Work to do:
Write out the listing in full, matching it word for word.

Stored data
======

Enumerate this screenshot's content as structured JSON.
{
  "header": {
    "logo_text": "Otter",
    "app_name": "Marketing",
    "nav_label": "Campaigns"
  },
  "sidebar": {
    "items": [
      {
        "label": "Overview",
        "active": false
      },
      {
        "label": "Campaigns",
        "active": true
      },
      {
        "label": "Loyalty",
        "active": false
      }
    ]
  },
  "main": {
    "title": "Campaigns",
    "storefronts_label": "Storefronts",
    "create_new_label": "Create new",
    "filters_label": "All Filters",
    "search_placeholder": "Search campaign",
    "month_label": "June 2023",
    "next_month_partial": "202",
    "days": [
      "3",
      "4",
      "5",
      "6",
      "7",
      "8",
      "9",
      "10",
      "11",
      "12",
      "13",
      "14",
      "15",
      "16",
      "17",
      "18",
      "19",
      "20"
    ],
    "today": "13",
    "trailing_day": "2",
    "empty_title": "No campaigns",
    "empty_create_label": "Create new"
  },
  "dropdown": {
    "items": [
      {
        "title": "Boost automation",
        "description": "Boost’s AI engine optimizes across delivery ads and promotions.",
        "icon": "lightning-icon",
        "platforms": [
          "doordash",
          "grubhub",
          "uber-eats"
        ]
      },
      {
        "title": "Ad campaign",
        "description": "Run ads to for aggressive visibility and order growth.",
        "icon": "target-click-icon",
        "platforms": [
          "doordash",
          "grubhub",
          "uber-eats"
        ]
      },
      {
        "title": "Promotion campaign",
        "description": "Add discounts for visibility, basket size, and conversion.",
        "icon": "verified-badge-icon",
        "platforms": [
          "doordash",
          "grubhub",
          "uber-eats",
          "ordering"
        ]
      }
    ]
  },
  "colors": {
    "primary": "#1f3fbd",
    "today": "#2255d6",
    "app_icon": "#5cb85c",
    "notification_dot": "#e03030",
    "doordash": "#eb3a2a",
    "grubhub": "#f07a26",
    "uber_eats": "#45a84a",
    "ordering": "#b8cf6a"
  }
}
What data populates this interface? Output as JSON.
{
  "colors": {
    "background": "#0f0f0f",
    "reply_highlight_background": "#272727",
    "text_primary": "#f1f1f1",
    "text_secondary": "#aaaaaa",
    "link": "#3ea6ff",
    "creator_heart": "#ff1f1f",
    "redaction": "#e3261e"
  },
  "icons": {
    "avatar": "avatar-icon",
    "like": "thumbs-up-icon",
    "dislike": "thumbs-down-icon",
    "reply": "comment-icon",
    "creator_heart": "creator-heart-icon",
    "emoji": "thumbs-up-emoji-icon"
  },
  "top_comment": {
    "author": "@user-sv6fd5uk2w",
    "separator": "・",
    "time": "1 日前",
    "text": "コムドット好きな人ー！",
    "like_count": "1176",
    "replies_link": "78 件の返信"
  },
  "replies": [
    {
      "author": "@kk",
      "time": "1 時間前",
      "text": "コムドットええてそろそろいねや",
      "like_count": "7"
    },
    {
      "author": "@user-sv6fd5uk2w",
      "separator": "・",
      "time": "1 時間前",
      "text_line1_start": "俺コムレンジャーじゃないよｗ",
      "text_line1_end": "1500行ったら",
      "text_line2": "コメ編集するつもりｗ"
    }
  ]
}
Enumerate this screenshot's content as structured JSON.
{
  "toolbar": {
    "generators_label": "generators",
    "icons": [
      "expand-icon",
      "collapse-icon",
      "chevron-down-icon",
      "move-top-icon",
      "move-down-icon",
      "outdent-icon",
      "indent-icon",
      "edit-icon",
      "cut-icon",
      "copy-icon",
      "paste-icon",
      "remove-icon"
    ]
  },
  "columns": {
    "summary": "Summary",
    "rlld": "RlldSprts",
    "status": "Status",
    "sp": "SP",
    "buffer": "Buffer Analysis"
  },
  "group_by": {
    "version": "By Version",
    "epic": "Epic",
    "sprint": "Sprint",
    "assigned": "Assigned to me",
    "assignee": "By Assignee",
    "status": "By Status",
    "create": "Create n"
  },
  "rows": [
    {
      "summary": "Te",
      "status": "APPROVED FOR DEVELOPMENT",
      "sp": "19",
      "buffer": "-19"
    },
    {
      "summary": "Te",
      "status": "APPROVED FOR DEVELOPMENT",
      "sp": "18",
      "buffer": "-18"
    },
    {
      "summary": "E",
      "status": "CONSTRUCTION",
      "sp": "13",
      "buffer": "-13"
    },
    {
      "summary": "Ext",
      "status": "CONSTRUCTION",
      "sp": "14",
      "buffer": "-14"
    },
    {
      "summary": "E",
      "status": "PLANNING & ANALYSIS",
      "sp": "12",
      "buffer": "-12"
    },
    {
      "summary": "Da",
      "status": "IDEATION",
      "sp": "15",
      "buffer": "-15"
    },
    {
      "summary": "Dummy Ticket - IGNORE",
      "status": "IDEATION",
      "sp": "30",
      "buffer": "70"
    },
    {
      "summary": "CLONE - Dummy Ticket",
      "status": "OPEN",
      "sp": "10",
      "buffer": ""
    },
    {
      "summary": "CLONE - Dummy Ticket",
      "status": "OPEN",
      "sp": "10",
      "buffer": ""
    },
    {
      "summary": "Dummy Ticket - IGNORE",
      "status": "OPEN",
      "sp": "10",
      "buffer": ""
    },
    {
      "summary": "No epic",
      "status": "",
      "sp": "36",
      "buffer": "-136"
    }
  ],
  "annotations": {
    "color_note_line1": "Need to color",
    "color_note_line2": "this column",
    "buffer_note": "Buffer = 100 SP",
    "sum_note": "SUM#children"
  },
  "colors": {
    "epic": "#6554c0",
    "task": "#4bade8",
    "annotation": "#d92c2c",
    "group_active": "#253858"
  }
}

======

The output:
Enumerate this screenshot's content as structured JSON.
{
  "header": {
    "logo_text": "Otter",
    "app_name": "Marketing",
    "nav_label": "Campaigns"
  },
  "sidebar": {
    "items": [
      {
        "label": "Overview",
        "active": false
      },
      {
        "label": "Campaigns",
        "active": true
      },
      {
        "label": "Loyalty",
        "active": false
      }
    ]
  },
  "main": {
    "title": "Campaigns",
    "storefronts_label": "Storefronts",
    "create_new_label": "Create new",
    "filters_label": "All Filters",
    "search_placeholder": "Search campaign",
    "month_label": "June 2023",
    "next_month_partial": "202",
    "days": [
      "3",
      "4",
      "5",
      "6",
      "7",
      "8",
      "9",
      "10",
      "11",
      "12",
      "13",
      "14",
      "15",
      "16",
      "17",
      "18",
      "19",
      "20"
    ],
    "today": "13",
    "trailing_day": "2",
    "empty_title": "No campaigns",
    "empty_create_label": "Create new"
  },
  "dropdown": {
    "items": [
      {
        "title": "Boost automation",
        "description": "Boost’s AI engine optimizes across delivery ads and promotions.",
        "icon": "lightning-icon",
        "platforms": [
          "doordash",
          "grubhub",
          "uber-eats"
        ]
      },
      {
        "title": "Ad campaign",
        "description": "Run ads to for aggressive visibility and order growth.",
        "icon": "target-click-icon",
        "platforms": [
          "doordash",
          "grubhub",
          "uber-eats"
        ]
      },
      {
        "title": "Promotion campaign",
        "description": "Add discounts for visibility, basket size, and conversion.",
        "icon": "verified-badge-icon",
        "platforms": [
          "doordash",
          "grubhub",
          "uber-eats",
          "ordering"
        ]
      }
    ]
  },
  "colors": {
    "primary": "#1f3fbd",
    "today": "#2255d6",
    "app_icon": "#5cb85c",
    "notification_dot": "#e03030",
    "doordash": "#eb3a2a",
    "grubhub": "#f07a26",
    "uber_eats": "#45a84a",
    "ordering": "#b8cf6a"
  }
}
What data populates this interface? Output as JSON.
{
  "colors": {
    "background": "#0f0f0f",
    "reply_highlight_background": "#272727",
    "text_primary": "#f1f1f1",
    "text_secondary": "#aaaaaa",
    "link": "#3ea6ff",
    "creator_heart": "#ff1f1f",
    "redaction": "#e3261e"
  },
  "icons": {
    "avatar": "avatar-icon",
    "like": "thumbs-up-icon",
    "dislike": "thumbs-down-icon",
    "reply": "comment-icon",
    "creator_heart": "creator-heart-icon",
    "emoji": "thumbs-up-emoji-icon"
  },
  "top_comment": {
    "author": "@user-sv6fd5uk2w",
    "separator": "・",
    "time": "1 日前",
    "text": "コムドット好きな人ー！",
    "like_count": "1176",
    "replies_link": "78 件の返信"
  },
  "replies": [
    {
      "author": "@kk",
      "time": "1 時間前",
      "text": "コムドットええてそろそろいねや",
      "like_count": "7"
    },
    {
      "author": "@user-sv6fd5uk2w",
      "separator": "・",
      "time": "1 時間前",
      "text_line1_start": "俺コムレンジャーじゃないよｗ",
      "text_line1_end": "1500行ったら",
      "text_line2": "コメ編集するつもりｗ"
    }
  ]
}
Enumerate this screenshot's content as structured JSON.
{
  "toolbar": {
    "generators_label": "generators",
    "icons": [
      "expand-icon",
      "collapse-icon",
      "chevron-down-icon",
      "move-top-icon",
      "move-down-icon",
      "outdent-icon",
      "indent-icon",
      "edit-icon",
      "cut-icon",
      "copy-icon",
      "paste-icon",
      "remove-icon"
    ]
  },
  "columns": {
    "summary": "Summary",
    "rlld": "RlldSprts",
    "status": "Status",
    "sp": "SP",
    "buffer": "Buffer Analysis"
  },
  "group_by": {
    "version": "By Version",
    "epic": "Epic",
    "sprint": "Sprint",
    "assigned": "Assigned to me",
    "assignee": "By Assignee",
    "status": "By Status",
    "create": "Create n"
  },
  "rows": [
    {
      "summary": "Te",
      "status": "APPROVED FOR DEVELOPMENT",
      "sp": "19",
      "buffer": "-19"
    },
    {
      "summary": "Te",
      "status": "APPROVED FOR DEVELOPMENT",
      "sp": "18",
      "buffer": "-18"
    },
    {
      "summary": "E",
      "status": "CONSTRUCTION",
      "sp": "13",
      "buffer": "-13"
    },
    {
      "summary": "Ext",
      "status": "CONSTRUCTION",
      "sp": "14",
      "buffer": "-14"
    },
    {
      "summary": "E",
      "status": "PLANNING & ANALYSIS",
      "sp": "12",
      "buffer": "-12"
    },
    {
      "summary": "Da",
      "status": "IDEATION",
      "sp": "15",
      "buffer": "-15"
    },
    {
      "summary": "Dummy Ticket - IGNORE",
      "status": "IDEATION",
      "sp": "30",
      "buffer": "70"
    },
    {
      "summary": "CLONE - Dummy Ticket",
      "status": "OPEN",
      "sp": "10",
      "buffer": ""
    },
    {
      "summary": "CLONE - Dummy Ticket",
      "status": "OPEN",
      "sp": "10",
      "buffer": ""
    },
    {
      "summary": "Dummy Ticket - IGNORE",
      "status": "OPEN",
      "sp": "10",
      "buffer": ""
    },
    {
      "summary": "No epic",
      "status": "",
      "sp": "36",
      "buffer": "-136"
    }
  ],
  "annotations": {
    "color_note_line1": "Need to color",
    "color_note_line2": "this column",
    "buffer_note": "Buffer = 100 SP",
    "sum_note": "SUM#children"
  },
  "colors": {
    "epic": "#6554c0",
    "task": "#4bade8",
    "annotation": "#d92c2c",
    "group_active": "#253858"
  }
}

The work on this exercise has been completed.